▶ **What you have to do**: Each record below is to be reproduced without any change.

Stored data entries

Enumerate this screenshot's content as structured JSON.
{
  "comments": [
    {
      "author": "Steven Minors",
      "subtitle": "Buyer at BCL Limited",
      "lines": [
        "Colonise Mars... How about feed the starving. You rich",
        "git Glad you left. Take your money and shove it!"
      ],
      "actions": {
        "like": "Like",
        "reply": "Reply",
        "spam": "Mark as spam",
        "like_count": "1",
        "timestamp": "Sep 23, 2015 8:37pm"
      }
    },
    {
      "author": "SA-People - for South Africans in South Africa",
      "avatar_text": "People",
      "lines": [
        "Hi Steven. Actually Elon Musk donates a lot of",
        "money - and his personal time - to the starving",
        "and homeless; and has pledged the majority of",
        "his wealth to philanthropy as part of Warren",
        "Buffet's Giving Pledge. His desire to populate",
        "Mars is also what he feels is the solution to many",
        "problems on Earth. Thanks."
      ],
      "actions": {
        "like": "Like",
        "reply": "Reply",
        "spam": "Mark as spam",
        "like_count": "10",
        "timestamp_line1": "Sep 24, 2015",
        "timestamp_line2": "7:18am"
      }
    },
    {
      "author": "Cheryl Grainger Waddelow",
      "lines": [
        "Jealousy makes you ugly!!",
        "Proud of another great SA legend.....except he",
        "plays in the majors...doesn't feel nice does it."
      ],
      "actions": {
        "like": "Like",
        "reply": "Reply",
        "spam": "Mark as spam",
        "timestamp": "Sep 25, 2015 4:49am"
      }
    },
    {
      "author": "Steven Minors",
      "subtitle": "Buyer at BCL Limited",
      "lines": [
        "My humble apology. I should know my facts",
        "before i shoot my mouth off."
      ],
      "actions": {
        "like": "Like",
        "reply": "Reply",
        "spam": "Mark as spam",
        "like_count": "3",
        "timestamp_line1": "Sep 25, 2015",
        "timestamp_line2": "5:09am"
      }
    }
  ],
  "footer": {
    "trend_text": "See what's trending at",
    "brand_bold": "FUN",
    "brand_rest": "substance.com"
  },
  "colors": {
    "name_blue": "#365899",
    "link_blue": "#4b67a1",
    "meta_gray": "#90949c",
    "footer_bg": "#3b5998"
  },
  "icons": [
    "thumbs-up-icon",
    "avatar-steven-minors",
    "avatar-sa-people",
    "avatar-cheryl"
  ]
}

▶ **Result of this exercise**:
Enumerate this screenshot's content as structured JSON.
{
  "comments": [
    {
      "author": "Steven Minors",
      "subtitle": "Buyer at BCL Limited",
      "lines": [
        "Colonise Mars... How about feed the starving. You rich",
        "git Glad you left. Take your money and shove it!"
      ],
      "actions": {
        "like": "Like",
        "reply": "Reply",
        "spam": "Mark as spam",
        "like_count": "1",
        "timestamp": "Sep 23, 2015 8:37pm"
      }
    },
    {
      "author": "SA-People - for South Africans in South Africa",
      "avatar_text": "People",
      "lines": [
        "Hi Steven. Actually Elon Musk donates a lot of",
        "money - and his personal time - to the starving",
        "and homeless; and has pledged the majority of",
        "his wealth to philanthropy as part of Warren",
        "Buffet's Giving Pledge. His desire to populate",
        "Mars is also what he feels is the solution to many",
        "problems on Earth. Thanks."
      ],
      "actions": {
        "like": "Like",
        "reply": "Reply",
        "spam": "Mark as spam",
        "like_count": "10",
        "timestamp_line1": "Sep 24, 2015",
        "timestamp_line2": "7:18am"
      }
    },
    {
      "author": "Cheryl Grainger Waddelow",
      "lines": [
        "Jealousy makes you ugly!!",
        "Proud of another great SA legend.....except he",
        "plays in the majors...doesn't feel nice does it."
      ],
      "actions": {
        "like": "Like",
        "reply": "Reply",
        "spam": "Mark as spam",
        "timestamp": "Sep 25, 2015 4:49am"
      }
    },
    {
      "author": "Steven Minors",
      "subtitle": "Buyer at BCL Limited",
      "lines": [
        "My humble apology. I should know my facts",
        "before i shoot my mouth off."
      ],
      "actions": {
        "like": "Like",
        "reply": "Reply",
        "spam": "Mark as spam",
        "like_count": "3",
        "timestamp_line1": "Sep 25, 2015",
        "timestamp_line2": "5:09am"
      }
    }
  ],
  "footer": {
    "trend_text": "See what's trending at",
    "brand_bold": "FUN",
    "brand_rest": "substance.com"
  },
  "colors": {
    "name_blue": "#365899",
    "link_blue": "#4b67a1",
    "meta_gray": "#90949c",
    "footer_bg": "#3b5998"
  },
  "icons": [
    "thumbs-up-icon",
    "avatar-steven-minors",
    "avatar-sa-people",
    "avatar-cheryl"
  ]
}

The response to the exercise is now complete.